DATASET ENTRIES:
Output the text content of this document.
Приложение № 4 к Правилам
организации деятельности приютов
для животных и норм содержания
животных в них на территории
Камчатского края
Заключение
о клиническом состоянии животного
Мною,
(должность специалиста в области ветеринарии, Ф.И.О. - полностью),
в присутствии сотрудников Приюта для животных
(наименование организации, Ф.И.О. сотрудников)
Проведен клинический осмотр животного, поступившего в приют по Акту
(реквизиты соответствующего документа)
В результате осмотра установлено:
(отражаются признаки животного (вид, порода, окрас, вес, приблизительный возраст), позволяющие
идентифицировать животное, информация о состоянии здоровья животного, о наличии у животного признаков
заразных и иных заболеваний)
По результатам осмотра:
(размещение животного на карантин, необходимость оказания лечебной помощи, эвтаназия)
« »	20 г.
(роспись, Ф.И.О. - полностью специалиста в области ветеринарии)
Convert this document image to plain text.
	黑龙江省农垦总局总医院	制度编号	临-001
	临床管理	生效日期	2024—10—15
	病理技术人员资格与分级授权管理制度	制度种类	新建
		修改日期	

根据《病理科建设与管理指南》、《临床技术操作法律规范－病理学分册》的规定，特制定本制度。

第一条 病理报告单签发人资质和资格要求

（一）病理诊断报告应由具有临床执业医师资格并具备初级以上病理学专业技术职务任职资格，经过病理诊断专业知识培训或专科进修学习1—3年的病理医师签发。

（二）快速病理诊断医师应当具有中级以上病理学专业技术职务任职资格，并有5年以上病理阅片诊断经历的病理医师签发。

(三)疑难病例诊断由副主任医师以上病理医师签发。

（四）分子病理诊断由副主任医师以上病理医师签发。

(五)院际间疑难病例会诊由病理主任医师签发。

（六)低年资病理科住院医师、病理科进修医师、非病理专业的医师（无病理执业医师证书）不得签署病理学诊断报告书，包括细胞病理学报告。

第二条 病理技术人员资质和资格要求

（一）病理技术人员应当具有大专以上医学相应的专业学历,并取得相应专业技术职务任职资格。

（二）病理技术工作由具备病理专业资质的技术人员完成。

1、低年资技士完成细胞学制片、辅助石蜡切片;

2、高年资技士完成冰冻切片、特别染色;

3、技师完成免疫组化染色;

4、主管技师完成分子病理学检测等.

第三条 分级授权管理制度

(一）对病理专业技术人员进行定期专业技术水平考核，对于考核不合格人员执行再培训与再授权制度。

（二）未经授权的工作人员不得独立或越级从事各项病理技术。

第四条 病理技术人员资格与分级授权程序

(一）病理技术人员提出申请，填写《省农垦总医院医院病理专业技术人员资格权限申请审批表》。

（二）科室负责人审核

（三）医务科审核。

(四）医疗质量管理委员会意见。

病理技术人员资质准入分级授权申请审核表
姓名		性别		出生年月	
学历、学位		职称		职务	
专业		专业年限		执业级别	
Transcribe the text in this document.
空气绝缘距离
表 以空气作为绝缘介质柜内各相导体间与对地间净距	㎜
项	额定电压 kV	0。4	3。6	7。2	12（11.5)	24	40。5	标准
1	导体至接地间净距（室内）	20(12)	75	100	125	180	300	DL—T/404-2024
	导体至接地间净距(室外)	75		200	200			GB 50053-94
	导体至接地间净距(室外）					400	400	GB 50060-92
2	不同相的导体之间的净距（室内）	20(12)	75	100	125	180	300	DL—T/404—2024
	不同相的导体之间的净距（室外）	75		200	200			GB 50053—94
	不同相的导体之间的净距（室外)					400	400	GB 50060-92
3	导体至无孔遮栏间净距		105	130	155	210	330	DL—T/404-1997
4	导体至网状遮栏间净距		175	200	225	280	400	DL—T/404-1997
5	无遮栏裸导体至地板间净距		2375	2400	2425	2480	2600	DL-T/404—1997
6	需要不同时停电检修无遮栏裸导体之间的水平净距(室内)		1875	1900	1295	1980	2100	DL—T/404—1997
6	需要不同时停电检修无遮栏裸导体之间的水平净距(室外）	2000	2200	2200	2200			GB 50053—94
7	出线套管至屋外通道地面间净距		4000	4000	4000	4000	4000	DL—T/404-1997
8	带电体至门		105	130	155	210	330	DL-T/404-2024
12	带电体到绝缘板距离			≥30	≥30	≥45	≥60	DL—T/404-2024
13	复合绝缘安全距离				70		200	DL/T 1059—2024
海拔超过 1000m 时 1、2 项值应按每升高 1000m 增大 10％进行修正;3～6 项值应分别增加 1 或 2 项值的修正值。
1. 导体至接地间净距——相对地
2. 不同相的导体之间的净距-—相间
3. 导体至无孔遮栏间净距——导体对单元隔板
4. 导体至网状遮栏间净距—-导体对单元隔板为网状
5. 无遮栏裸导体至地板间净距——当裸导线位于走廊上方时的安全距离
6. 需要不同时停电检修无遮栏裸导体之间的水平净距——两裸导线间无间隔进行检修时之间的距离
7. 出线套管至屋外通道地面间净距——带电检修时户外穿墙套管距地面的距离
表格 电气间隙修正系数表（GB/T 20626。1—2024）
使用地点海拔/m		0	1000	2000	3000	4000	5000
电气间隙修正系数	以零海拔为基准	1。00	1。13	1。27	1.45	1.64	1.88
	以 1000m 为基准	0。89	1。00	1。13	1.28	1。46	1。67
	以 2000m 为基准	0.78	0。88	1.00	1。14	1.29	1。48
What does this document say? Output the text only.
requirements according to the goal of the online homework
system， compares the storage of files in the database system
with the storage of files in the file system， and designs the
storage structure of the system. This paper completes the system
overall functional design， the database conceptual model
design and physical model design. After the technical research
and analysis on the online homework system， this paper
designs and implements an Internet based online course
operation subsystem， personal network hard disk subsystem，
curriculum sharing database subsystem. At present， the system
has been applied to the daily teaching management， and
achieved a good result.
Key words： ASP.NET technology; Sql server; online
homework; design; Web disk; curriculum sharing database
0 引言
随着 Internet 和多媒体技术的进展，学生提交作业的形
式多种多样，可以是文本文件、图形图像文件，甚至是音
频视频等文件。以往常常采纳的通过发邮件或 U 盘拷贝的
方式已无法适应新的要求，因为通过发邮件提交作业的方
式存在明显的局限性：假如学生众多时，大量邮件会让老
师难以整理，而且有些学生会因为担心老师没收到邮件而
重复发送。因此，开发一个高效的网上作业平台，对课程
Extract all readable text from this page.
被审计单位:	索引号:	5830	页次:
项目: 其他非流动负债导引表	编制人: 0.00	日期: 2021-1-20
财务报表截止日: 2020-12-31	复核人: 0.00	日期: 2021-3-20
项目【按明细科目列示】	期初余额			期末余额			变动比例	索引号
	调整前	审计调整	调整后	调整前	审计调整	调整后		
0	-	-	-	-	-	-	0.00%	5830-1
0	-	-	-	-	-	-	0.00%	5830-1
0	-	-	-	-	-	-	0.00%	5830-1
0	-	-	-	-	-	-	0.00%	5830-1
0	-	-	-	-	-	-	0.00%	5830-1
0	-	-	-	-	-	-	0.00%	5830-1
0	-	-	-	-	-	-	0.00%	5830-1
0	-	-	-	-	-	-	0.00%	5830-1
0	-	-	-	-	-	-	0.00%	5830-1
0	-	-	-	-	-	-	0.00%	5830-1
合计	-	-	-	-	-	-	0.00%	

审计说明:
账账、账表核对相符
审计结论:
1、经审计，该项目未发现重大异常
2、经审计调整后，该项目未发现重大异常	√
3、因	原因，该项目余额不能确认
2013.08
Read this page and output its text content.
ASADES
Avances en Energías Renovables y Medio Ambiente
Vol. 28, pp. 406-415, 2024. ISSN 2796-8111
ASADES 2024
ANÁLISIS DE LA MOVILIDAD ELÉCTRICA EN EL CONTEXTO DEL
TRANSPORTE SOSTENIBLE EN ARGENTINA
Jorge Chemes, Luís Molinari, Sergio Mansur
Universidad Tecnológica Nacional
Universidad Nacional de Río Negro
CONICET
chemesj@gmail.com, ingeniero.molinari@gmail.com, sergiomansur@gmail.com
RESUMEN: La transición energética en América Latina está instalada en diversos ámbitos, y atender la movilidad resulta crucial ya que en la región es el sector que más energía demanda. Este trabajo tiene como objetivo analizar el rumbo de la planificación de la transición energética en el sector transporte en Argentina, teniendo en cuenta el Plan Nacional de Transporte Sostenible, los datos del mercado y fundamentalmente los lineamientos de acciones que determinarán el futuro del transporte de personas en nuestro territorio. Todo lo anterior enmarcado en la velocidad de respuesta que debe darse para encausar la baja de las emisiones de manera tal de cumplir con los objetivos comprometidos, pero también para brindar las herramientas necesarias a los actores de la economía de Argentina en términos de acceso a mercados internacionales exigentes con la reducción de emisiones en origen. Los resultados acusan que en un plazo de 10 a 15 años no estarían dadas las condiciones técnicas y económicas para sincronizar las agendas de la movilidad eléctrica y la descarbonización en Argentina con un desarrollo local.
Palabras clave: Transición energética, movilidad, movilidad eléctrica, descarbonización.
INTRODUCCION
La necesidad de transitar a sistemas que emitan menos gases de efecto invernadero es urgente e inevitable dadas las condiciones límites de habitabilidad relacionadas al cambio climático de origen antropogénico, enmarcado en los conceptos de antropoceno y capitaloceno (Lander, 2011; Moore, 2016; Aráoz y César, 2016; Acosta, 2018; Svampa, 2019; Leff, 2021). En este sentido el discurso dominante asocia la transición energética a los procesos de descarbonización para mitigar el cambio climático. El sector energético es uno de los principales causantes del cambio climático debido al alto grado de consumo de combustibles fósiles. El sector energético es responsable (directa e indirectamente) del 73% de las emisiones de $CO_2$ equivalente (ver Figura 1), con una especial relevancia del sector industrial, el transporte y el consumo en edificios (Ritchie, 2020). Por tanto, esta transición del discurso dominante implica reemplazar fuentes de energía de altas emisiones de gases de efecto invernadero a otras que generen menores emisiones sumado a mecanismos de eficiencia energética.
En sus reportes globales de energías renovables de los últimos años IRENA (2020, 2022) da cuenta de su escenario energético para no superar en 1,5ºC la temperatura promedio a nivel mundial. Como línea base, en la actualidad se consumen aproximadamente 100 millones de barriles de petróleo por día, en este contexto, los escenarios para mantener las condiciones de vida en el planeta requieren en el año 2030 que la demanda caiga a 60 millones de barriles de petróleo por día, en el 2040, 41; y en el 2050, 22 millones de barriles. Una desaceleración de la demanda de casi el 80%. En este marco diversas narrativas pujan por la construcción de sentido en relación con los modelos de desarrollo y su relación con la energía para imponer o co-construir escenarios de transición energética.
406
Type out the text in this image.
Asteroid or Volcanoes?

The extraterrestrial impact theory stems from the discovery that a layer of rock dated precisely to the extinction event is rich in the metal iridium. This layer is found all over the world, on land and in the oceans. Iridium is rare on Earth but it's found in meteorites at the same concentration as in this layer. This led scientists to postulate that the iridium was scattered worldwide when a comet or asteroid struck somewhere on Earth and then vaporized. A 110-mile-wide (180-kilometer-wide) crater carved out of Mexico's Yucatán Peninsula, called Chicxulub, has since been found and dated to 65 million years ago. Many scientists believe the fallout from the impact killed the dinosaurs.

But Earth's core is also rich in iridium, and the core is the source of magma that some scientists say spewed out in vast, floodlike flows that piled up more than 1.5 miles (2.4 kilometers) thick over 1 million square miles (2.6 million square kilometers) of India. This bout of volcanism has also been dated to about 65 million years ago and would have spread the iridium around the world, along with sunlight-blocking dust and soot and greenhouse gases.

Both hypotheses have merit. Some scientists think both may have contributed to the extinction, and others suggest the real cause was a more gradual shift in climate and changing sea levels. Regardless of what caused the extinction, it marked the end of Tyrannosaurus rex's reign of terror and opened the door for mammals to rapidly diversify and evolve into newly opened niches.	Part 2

OBJECTIVE: Select and copy every line of the material that holds the string "导体至无孔遮栏间净距".

FULL ANSWER:
3	导体至无孔遮栏间净距		105	130	155	210	330	DL—T/404-1997
3. 导体至无孔遮栏间净距——导体对单元隔板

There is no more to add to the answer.